▶ **WHAT NEEDS TO BE DONE**
Report back each line of the records that contains the string "JSON".

▶ **Dataset items**
========================================================================

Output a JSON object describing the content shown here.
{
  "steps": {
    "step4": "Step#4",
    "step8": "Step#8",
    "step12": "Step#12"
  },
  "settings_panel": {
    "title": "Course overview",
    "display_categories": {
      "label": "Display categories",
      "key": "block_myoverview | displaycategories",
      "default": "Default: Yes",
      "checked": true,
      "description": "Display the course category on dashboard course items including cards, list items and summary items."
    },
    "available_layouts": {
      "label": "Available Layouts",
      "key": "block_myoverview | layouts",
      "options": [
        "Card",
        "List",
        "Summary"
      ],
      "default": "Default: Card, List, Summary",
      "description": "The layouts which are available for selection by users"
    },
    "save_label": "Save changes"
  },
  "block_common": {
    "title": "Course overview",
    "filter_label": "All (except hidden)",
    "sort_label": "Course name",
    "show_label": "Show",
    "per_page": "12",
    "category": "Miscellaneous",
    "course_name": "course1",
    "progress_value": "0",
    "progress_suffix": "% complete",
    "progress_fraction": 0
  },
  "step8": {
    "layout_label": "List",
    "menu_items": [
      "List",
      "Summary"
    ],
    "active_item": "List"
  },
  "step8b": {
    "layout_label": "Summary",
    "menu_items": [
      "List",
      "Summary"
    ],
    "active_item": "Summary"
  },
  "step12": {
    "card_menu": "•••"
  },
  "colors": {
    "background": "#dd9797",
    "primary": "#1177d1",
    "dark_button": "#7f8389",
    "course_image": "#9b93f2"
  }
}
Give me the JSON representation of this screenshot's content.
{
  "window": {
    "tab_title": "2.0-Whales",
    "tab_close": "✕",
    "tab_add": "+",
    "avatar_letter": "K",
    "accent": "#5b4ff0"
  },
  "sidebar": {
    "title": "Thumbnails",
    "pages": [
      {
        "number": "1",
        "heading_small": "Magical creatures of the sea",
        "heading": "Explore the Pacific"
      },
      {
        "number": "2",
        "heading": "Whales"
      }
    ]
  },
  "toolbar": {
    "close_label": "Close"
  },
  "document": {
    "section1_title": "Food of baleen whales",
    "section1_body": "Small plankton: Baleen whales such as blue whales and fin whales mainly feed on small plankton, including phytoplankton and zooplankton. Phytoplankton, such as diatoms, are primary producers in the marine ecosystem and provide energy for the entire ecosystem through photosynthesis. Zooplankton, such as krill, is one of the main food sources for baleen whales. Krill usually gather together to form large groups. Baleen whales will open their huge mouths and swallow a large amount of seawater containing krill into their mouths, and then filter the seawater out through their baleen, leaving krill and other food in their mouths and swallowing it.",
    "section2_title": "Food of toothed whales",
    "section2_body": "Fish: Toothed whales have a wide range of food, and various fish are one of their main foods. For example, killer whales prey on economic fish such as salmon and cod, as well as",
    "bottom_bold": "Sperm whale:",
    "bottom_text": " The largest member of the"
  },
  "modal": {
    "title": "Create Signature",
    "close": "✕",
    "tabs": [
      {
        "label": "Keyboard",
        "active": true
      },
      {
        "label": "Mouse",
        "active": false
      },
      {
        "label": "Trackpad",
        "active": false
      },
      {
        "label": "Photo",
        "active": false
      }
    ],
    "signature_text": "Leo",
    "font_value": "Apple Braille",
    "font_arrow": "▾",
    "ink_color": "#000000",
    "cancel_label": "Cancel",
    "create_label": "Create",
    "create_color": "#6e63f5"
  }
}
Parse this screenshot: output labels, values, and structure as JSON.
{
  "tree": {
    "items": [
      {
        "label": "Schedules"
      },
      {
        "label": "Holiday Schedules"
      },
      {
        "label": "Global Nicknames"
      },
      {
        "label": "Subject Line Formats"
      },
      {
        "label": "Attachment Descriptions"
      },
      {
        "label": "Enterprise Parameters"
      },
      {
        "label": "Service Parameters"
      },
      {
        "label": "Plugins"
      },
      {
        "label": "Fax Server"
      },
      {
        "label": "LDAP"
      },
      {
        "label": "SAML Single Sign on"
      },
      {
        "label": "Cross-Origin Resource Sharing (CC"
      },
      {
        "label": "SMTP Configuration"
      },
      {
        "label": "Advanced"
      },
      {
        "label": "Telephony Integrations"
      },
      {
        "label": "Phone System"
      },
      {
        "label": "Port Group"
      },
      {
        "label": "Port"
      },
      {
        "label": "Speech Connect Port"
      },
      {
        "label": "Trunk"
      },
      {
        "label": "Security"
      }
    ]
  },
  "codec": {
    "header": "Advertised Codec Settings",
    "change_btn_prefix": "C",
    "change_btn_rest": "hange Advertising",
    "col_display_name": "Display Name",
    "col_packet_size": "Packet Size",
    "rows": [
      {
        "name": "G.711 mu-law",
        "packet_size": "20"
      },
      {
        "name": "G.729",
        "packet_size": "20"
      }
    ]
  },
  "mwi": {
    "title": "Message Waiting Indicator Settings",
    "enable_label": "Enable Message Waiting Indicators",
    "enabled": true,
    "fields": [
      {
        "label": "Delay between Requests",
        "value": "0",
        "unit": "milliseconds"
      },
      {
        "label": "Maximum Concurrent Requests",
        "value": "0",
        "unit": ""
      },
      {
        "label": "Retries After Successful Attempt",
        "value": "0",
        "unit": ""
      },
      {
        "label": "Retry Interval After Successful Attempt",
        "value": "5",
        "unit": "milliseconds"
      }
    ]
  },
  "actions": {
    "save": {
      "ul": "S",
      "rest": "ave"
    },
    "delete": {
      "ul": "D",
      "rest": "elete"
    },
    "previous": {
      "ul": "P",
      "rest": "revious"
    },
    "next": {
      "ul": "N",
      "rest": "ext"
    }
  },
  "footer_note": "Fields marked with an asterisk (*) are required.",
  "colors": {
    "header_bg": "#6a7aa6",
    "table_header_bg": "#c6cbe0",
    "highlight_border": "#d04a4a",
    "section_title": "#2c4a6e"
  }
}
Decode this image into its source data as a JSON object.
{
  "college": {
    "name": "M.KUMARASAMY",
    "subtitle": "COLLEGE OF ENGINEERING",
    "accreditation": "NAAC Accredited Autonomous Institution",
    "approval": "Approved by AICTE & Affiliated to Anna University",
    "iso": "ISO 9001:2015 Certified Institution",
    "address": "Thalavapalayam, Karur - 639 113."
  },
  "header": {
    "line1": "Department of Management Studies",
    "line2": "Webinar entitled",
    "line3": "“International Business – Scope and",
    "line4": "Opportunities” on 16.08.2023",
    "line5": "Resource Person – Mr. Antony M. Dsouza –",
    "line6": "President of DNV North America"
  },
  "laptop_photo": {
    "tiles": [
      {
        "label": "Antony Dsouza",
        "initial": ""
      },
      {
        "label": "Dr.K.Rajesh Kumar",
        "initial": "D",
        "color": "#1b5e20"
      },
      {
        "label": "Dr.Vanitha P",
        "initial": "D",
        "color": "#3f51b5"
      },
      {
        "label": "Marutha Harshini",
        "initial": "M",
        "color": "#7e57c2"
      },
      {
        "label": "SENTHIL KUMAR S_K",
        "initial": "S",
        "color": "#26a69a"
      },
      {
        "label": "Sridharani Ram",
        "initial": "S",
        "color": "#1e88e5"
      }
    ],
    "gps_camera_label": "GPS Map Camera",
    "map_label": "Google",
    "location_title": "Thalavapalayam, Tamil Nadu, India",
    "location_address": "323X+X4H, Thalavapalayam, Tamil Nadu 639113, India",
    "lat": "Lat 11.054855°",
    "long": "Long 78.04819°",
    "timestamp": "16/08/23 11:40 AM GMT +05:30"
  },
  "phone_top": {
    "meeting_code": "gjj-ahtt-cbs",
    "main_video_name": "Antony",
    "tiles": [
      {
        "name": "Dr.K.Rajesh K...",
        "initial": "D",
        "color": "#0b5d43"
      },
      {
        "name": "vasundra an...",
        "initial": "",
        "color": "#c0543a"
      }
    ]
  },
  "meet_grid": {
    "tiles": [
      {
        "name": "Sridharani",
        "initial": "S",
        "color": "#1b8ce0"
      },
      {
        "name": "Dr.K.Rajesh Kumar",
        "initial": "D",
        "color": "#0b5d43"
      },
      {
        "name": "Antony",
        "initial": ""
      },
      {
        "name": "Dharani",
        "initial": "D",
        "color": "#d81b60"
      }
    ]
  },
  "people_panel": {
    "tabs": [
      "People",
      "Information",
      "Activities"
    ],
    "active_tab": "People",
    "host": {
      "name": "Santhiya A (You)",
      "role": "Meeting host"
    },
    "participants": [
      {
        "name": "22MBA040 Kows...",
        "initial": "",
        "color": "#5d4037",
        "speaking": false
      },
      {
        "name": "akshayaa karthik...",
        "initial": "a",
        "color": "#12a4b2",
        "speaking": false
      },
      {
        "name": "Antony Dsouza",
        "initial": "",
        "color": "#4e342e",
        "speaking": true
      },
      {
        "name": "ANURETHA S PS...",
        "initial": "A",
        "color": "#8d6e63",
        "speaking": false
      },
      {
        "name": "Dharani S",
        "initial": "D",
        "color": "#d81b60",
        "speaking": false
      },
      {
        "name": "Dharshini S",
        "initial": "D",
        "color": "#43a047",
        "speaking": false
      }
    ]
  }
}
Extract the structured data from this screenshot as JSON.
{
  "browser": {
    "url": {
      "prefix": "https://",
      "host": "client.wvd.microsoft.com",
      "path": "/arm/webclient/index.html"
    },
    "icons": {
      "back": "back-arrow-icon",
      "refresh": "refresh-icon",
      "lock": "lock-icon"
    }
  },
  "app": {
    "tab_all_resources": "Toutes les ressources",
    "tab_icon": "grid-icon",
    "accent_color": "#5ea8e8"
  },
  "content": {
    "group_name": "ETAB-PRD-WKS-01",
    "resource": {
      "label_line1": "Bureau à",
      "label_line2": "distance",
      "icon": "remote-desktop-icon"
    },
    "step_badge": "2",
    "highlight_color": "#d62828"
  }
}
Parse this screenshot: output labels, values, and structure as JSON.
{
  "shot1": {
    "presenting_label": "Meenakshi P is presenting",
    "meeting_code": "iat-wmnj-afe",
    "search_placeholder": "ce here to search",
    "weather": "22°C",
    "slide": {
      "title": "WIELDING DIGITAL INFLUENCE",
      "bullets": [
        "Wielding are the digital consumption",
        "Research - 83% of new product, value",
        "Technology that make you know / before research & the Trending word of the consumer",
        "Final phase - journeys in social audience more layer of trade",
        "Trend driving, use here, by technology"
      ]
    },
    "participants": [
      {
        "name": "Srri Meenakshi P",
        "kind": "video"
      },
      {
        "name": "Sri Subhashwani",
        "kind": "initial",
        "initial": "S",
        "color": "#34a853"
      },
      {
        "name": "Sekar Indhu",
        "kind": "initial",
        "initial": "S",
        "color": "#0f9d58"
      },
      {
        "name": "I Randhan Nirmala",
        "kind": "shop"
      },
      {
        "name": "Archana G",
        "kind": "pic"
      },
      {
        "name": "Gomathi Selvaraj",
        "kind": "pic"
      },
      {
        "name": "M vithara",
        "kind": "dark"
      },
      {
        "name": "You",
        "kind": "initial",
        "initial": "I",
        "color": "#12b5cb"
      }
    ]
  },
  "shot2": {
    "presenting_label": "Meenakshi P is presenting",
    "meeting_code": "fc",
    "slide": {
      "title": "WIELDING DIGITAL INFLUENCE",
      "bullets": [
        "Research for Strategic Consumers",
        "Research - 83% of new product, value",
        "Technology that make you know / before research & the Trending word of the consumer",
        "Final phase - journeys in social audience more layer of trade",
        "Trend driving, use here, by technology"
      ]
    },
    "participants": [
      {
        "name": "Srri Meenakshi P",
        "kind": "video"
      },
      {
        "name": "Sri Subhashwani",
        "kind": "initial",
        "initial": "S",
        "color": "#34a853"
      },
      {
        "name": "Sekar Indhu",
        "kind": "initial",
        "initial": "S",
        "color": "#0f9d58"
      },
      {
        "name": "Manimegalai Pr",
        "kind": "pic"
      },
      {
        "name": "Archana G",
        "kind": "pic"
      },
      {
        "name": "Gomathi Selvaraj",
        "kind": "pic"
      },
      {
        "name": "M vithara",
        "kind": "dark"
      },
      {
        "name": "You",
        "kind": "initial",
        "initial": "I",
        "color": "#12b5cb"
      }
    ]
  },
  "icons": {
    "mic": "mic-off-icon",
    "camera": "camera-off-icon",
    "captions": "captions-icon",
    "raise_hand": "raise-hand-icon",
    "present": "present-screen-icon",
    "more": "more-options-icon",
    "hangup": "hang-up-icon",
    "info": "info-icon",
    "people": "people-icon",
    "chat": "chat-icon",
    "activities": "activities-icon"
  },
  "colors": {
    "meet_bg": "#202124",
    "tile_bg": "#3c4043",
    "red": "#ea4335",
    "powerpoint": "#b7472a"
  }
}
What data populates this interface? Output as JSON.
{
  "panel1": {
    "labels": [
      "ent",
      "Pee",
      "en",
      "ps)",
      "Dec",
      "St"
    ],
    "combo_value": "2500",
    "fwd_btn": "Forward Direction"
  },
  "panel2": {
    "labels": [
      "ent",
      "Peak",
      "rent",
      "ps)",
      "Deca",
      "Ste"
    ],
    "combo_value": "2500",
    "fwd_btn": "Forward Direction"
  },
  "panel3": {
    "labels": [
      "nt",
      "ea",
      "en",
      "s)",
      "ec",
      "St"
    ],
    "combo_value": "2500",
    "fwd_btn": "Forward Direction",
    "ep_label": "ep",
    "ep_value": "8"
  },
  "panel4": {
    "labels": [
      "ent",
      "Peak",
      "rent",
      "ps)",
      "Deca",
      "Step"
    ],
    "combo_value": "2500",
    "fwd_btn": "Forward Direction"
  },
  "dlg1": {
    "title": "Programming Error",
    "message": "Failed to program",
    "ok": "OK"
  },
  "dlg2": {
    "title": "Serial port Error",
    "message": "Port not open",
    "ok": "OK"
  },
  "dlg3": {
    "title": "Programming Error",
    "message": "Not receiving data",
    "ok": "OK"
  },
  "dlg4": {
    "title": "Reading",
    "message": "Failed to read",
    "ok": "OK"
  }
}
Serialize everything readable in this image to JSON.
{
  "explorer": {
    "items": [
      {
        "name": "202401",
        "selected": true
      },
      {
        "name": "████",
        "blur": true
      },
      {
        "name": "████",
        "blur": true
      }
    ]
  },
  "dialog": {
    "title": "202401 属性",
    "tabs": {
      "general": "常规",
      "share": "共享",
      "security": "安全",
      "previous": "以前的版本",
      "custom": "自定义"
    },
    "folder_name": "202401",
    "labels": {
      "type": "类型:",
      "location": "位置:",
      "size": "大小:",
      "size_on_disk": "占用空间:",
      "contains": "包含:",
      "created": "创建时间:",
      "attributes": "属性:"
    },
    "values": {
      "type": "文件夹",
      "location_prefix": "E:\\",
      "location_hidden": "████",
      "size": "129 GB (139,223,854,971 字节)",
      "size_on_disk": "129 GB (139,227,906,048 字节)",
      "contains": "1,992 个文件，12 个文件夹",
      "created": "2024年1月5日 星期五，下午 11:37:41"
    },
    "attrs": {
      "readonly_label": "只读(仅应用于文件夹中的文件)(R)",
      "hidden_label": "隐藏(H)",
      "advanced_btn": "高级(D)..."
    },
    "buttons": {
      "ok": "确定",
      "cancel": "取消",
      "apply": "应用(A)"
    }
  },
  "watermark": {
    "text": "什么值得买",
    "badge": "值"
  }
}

========================================================================

▶ **EXERCISE RESPONSE**
Output a JSON object describing the content shown here.
Give me the JSON representation of this screenshot's content.
Parse this screenshot: output labels, values, and structure as JSON.
Decode this image into its source data as a JSON object.
Extract the structured data from this screenshot as JSON.
Parse this screenshot: output labels, values, and structure as JSON.
What data populates this interface? Output as JSON.
Serialize everything readable in this image to JSON.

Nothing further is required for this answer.